* **Records provided**
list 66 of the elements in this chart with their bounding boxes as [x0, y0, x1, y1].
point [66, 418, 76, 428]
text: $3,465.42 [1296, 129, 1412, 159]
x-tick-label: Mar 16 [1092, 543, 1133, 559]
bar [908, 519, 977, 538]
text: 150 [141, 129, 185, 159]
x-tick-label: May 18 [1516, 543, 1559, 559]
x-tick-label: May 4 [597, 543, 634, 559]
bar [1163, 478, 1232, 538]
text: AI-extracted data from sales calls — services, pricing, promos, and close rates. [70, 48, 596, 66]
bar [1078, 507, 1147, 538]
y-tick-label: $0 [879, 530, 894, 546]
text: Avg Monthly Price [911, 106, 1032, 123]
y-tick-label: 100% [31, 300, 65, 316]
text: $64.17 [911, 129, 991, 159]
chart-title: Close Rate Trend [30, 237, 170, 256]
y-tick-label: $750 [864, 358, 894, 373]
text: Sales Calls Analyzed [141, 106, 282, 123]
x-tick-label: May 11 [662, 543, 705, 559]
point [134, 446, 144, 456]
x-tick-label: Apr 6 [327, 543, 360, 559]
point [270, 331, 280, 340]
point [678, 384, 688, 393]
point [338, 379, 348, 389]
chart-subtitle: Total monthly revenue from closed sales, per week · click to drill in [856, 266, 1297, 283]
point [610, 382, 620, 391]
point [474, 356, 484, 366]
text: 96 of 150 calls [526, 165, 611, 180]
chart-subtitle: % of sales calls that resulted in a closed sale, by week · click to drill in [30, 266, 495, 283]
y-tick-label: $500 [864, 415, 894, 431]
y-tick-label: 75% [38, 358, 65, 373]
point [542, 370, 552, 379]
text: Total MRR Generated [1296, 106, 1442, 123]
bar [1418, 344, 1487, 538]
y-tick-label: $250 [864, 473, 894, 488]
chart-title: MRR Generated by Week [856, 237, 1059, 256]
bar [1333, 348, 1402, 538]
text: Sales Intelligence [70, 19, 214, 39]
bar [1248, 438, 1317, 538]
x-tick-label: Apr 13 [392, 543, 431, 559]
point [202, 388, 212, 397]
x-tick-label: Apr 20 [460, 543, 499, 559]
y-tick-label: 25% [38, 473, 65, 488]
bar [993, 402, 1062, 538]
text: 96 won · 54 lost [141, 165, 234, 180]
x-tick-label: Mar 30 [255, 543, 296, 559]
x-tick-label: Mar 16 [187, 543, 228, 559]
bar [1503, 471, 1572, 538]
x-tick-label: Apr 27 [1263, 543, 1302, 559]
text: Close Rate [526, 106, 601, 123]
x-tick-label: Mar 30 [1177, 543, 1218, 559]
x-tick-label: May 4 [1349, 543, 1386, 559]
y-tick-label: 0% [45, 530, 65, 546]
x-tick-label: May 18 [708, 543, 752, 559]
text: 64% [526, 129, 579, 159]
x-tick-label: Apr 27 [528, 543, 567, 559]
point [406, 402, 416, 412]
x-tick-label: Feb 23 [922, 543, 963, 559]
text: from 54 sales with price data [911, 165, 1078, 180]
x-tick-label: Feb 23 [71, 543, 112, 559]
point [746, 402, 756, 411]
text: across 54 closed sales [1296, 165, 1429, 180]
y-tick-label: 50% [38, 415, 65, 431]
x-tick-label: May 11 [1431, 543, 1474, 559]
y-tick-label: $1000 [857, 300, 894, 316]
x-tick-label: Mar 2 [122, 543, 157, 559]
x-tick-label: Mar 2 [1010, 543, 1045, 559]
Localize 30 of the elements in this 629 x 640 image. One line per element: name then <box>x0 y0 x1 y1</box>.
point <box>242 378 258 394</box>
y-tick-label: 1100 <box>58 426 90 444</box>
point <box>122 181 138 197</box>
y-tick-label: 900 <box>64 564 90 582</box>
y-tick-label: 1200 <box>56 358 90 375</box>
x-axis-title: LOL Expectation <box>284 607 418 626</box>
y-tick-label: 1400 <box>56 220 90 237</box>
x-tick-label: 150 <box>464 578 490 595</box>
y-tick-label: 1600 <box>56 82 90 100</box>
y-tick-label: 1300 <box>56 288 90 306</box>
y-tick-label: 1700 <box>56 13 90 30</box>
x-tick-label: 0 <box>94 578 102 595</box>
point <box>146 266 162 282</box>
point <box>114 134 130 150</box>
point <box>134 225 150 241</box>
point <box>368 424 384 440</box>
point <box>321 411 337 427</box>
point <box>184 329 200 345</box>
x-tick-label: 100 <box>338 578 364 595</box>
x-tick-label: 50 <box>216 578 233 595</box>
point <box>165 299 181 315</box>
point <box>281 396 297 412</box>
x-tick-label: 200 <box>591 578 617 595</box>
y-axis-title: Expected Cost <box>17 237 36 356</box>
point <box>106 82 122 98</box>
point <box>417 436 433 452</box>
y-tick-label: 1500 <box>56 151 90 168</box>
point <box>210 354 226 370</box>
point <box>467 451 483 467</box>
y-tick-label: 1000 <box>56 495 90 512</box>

* **Task statement**
Copy the records word for word, starting at the first line and ending at the line that contains "x-tick-label: May 18 [1516, 543, 1559, 559]", including both.

* **Full output**
list 66 of the elements in this chart with their bounding boxes as [x0, y0, x1, y1].
point [66, 418, 76, 428]
text: $3,465.42 [1296, 129, 1412, 159]
x-tick-label: Mar 16 [1092, 543, 1133, 559]
bar [908, 519, 977, 538]
text: 150 [141, 129, 185, 159]
x-tick-label: May 18 [1516, 543, 1559, 559]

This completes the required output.